__LISTING__.

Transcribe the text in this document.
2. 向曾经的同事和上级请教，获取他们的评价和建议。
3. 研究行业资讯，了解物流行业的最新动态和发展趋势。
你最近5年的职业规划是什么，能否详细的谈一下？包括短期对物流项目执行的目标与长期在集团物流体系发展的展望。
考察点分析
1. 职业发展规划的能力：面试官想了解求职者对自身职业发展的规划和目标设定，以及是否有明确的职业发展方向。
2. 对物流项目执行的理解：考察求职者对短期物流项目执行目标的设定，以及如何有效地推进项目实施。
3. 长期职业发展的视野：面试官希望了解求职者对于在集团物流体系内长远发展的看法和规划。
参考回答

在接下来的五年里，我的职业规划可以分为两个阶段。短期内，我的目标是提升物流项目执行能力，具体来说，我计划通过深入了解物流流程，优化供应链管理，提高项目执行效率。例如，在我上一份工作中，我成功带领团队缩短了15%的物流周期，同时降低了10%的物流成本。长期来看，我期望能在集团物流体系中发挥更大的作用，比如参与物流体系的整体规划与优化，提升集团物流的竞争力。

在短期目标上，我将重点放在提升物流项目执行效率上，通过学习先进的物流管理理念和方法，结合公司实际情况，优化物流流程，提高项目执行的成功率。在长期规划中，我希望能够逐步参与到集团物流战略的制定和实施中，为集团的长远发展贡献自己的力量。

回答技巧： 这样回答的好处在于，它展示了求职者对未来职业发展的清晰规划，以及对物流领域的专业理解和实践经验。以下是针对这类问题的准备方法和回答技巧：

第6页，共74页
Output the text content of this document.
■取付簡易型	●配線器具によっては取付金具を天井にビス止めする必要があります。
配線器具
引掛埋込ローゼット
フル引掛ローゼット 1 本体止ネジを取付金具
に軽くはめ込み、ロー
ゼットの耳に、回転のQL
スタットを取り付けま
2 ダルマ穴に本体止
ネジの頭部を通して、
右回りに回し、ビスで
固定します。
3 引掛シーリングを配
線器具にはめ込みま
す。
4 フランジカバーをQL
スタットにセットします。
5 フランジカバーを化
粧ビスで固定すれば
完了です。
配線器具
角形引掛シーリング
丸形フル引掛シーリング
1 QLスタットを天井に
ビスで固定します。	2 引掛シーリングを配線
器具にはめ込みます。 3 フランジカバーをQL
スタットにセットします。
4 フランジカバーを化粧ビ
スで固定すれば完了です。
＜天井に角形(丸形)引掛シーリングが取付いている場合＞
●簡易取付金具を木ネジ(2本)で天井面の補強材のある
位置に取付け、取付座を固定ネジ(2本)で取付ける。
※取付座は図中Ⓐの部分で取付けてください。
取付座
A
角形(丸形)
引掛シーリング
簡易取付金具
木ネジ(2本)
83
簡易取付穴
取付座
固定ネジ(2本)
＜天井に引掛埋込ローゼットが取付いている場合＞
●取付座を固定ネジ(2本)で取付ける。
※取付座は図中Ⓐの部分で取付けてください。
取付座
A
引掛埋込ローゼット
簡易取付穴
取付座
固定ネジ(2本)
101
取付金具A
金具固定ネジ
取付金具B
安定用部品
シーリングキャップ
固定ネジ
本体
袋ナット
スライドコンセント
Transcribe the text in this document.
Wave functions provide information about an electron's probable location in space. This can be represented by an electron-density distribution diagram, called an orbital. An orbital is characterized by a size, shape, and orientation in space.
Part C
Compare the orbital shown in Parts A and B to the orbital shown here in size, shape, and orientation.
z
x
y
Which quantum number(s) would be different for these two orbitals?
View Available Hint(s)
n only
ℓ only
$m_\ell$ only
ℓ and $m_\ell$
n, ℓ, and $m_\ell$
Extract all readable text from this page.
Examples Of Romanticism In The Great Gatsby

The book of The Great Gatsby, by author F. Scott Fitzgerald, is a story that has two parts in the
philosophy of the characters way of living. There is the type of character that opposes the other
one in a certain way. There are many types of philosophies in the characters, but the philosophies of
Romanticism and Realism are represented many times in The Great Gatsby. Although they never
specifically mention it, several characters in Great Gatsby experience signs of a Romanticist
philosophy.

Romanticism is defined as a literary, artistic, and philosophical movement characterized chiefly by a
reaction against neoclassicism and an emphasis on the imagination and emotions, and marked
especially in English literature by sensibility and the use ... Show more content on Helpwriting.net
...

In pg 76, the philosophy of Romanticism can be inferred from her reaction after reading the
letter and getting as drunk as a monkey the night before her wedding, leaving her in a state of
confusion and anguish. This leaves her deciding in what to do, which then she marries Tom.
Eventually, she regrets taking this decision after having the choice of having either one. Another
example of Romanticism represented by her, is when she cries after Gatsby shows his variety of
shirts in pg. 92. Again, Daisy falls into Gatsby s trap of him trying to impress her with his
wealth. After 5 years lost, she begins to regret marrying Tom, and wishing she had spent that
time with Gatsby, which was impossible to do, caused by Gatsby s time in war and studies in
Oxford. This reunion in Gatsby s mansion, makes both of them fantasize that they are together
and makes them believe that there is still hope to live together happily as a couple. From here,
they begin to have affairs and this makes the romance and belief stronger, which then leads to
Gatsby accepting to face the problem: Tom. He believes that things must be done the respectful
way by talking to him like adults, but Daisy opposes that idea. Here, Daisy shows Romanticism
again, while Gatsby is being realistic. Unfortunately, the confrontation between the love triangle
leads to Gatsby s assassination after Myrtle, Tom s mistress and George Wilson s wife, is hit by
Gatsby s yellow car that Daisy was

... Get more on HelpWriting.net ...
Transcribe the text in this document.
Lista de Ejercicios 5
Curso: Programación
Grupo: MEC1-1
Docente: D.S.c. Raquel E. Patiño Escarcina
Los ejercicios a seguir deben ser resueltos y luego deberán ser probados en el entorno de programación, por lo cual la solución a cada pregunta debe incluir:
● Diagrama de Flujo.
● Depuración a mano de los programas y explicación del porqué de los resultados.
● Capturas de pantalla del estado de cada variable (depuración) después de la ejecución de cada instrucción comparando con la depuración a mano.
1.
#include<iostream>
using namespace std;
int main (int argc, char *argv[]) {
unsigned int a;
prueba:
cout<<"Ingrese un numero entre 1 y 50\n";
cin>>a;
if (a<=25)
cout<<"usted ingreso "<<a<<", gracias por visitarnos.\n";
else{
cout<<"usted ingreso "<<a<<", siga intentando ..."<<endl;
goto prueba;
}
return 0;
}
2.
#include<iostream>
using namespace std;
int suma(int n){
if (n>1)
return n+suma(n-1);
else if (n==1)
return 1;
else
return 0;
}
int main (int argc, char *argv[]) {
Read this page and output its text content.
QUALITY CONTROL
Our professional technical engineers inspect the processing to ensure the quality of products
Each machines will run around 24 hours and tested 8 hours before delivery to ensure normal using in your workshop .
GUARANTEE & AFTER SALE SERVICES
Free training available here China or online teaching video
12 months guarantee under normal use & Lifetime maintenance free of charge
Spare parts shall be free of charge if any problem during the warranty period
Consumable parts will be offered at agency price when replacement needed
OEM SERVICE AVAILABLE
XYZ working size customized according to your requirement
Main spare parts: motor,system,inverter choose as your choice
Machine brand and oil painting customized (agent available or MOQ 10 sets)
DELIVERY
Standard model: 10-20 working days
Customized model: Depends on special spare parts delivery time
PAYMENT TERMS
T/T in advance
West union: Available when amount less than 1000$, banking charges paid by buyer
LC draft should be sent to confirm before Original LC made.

__EXERCISE GOAL__.
All of the data must be returned exactly.

__SOLUTION FOR THIS EXERCISE__.
Transcribe the text in this document.
2. 向曾经的同事和上级请教，获取他们的评价和建议。
3. 研究行业资讯，了解物流行业的最新动态和发展趋势。
你最近5年的职业规划是什么，能否详细的谈一下？包括短期对物流项目执行的目标与长期在集团物流体系发展的展望。
考察点分析
1. 职业发展规划的能力：面试官想了解求职者对自身职业发展的规划和目标设定，以及是否有明确的职业发展方向。
2. 对物流项目执行的理解：考察求职者对短期物流项目执行目标的设定，以及如何有效地推进项目实施。
3. 长期职业发展的视野：面试官希望了解求职者对于在集团物流体系内长远发展的看法和规划。
参考回答

在接下来的五年里，我的职业规划可以分为两个阶段。短期内，我的目标是提升物流项目执行能力，具体来说，我计划通过深入了解物流流程，优化供应链管理，提高项目执行效率。例如，在我上一份工作中，我成功带领团队缩短了15%的物流周期，同时降低了10%的物流成本。长期来看，我期望能在集团物流体系中发挥更大的作用，比如参与物流体系的整体规划与优化，提升集团物流的竞争力。

在短期目标上，我将重点放在提升物流项目执行效率上，通过学习先进的物流管理理念和方法，结合公司实际情况，优化物流流程，提高项目执行的成功率。在长期规划中，我希望能够逐步参与到集团物流战略的制定和实施中，为集团的长远发展贡献自己的力量。

回答技巧： 这样回答的好处在于，它展示了求职者对未来职业发展的清晰规划，以及对物流领域的专业理解和实践经验。以下是针对这类问题的准备方法和回答技巧：

第6页，共74页
Output the text content of this document.
■取付簡易型	●配線器具によっては取付金具を天井にビス止めする必要があります。
配線器具
引掛埋込ローゼット
フル引掛ローゼット 1 本体止ネジを取付金具
に軽くはめ込み、ロー
ゼットの耳に、回転のQL
スタットを取り付けま
2 ダルマ穴に本体止
ネジの頭部を通して、
右回りに回し、ビスで
固定します。
3 引掛シーリングを配
線器具にはめ込みま
す。
4 フランジカバーをQL
スタットにセットします。
5 フランジカバーを化
粧ビスで固定すれば
完了です。
配線器具
角形引掛シーリング
丸形フル引掛シーリング
1 QLスタットを天井に
ビスで固定します。	2 引掛シーリングを配線
器具にはめ込みます。 3 フランジカバーをQL
スタットにセットします。
4 フランジカバーを化粧ビ
スで固定すれば完了です。
＜天井に角形(丸形)引掛シーリングが取付いている場合＞
●簡易取付金具を木ネジ(2本)で天井面の補強材のある
位置に取付け、取付座を固定ネジ(2本)で取付ける。
※取付座は図中Ⓐの部分で取付けてください。
取付座
A
角形(丸形)
引掛シーリング
簡易取付金具
木ネジ(2本)
83
簡易取付穴
取付座
固定ネジ(2本)
＜天井に引掛埋込ローゼットが取付いている場合＞
●取付座を固定ネジ(2本)で取付ける。
※取付座は図中Ⓐの部分で取付けてください。
取付座
A
引掛埋込ローゼット
簡易取付穴
取付座
固定ネジ(2本)
101
取付金具A
金具固定ネジ
取付金具B
安定用部品
シーリングキャップ
固定ネジ
本体
袋ナット
スライドコンセント
Transcribe the text in this document.
Wave functions provide information about an electron's probable location in space. This can be represented by an electron-density distribution diagram, called an orbital. An orbital is characterized by a size, shape, and orientation in space.
Part C
Compare the orbital shown in Parts A and B to the orbital shown here in size, shape, and orientation.
z
x
y
Which quantum number(s) would be different for these two orbitals?
View Available Hint(s)
n only
ℓ only
$m_\ell$ only
ℓ and $m_\ell$
n, ℓ, and $m_\ell$
Extract all readable text from this page.
Examples Of Romanticism In The Great Gatsby

The book of The Great Gatsby, by author F. Scott Fitzgerald, is a story that has two parts in the
philosophy of the characters way of living. There is the type of character that opposes the other
one in a certain way. There are many types of philosophies in the characters, but the philosophies of
Romanticism and Realism are represented many times in The Great Gatsby. Although they never
specifically mention it, several characters in Great Gatsby experience signs of a Romanticist
philosophy.

Romanticism is defined as a literary, artistic, and philosophical movement characterized chiefly by a
reaction against neoclassicism and an emphasis on the imagination and emotions, and marked
especially in English literature by sensibility and the use ... Show more content on Helpwriting.net
...

In pg 76, the philosophy of Romanticism can be inferred from her reaction after reading the
letter and getting as drunk as a monkey the night before her wedding, leaving her in a state of
confusion and anguish. This leaves her deciding in what to do, which then she marries Tom.
Eventually, she regrets taking this decision after having the choice of having either one. Another
example of Romanticism represented by her, is when she cries after Gatsby shows his variety of
shirts in pg. 92. Again, Daisy falls into Gatsby s trap of him trying to impress her with his
wealth. After 5 years lost, she begins to regret marrying Tom, and wishing she had spent that
time with Gatsby, which was impossible to do, caused by Gatsby s time in war and studies in
Oxford. This reunion in Gatsby s mansion, makes both of them fantasize that they are together
and makes them believe that there is still hope to live together happily as a couple. From here,
they begin to have affairs and this makes the romance and belief stronger, which then leads to
Gatsby accepting to face the problem: Tom. He believes that things must be done the respectful
way by talking to him like adults, but Daisy opposes that idea. Here, Daisy shows Romanticism
again, while Gatsby is being realistic. Unfortunately, the confrontation between the love triangle
leads to Gatsby s assassination after Myrtle, Tom s mistress and George Wilson s wife, is hit by
Gatsby s yellow car that Daisy was

... Get more on HelpWriting.net ...
Transcribe the text in this document.
Lista de Ejercicios 5
Curso: Programación
Grupo: MEC1-1
Docente: D.S.c. Raquel E. Patiño Escarcina
Los ejercicios a seguir deben ser resueltos y luego deberán ser probados en el entorno de programación, por lo cual la solución a cada pregunta debe incluir:
● Diagrama de Flujo.
● Depuración a mano de los programas y explicación del porqué de los resultados.
● Capturas de pantalla del estado de cada variable (depuración) después de la ejecución de cada instrucción comparando con la depuración a mano.
1.
#include<iostream>
using namespace std;
int main (int argc, char *argv[]) {
unsigned int a;
prueba:
cout<<"Ingrese un numero entre 1 y 50\n";
cin>>a;
if (a<=25)
cout<<"usted ingreso "<<a<<", gracias por visitarnos.\n";
else{
cout<<"usted ingreso "<<a<<", siga intentando ..."<<endl;
goto prueba;
}
return 0;
}
2.
#include<iostream>
using namespace std;
int suma(int n){
if (n>1)
return n+suma(n-1);
else if (n==1)
return 1;
else
return 0;
}
int main (int argc, char *argv[]) {
Read this page and output its text content.
QUALITY CONTROL
Our professional technical engineers inspect the processing to ensure the quality of products
Each machines will run around 24 hours and tested 8 hours before delivery to ensure normal using in your workshop .
GUARANTEE & AFTER SALE SERVICES
Free training available here China or online teaching video
12 months guarantee under normal use & Lifetime maintenance free of charge
Spare parts shall be free of charge if any problem during the warranty period
Consumable parts will be offered at agency price when replacement needed
OEM SERVICE AVAILABLE
XYZ working size customized according to your requirement
Main spare parts: motor,system,inverter choose as your choice
Machine brand and oil painting customized (agent available or MOQ 10 sets)
DELIVERY
Standard model: 10-20 working days
Customized model: Depends on special spare parts delivery time
PAYMENT TERMS
T/T in advance
West union: Available when amount less than 1000$, banking charges paid by buyer
LC draft should be sent to confirm before Original LC made.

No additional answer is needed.